▶
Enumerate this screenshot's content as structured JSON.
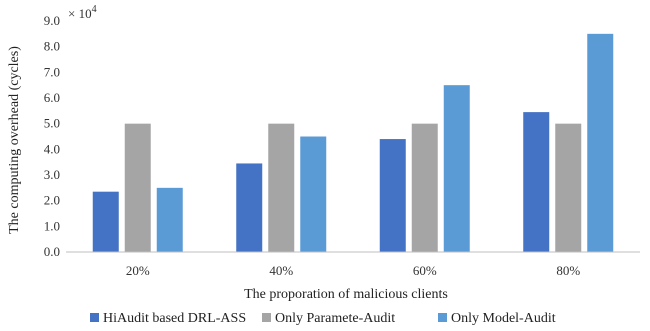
{
  "chart_data": {
    "type": "bar",
    "categories": [
      "20%",
      "40%",
      "60%",
      "80%"
    ],
    "series": [
      {
        "name": "HiAudit based DRL-ASS",
        "color": "#4472C4",
        "values": [
          2.35,
          3.45,
          4.4,
          5.45
        ]
      },
      {
        "name": "Only Paramete-Audit",
        "color": "#A5A5A5",
        "values": [
          5.0,
          5.0,
          5.0,
          5.0
        ]
      },
      {
        "name": "Only Model-Audit",
        "color": "#5B9BD5",
        "values": [
          2.5,
          4.5,
          6.5,
          8.5
        ]
      }
    ],
    "yticks": [
      "0.0",
      "1.0",
      "2.0",
      "3.0",
      "4.0",
      "5.0",
      "6.0",
      "7.0",
      "8.0",
      "9.0"
    ],
    "ylim": [
      0,
      9
    ],
    "scale_label": "× 10",
    "scale_exponent": "4",
    "xlabel": "The proporation of malicious clients",
    "ylabel": "The computing overhead (cycles)",
    "grid": false,
    "legend_position": "bottom"
  }
}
◀
Give the count of lines in the listing that hold the word "name", with no other text.

3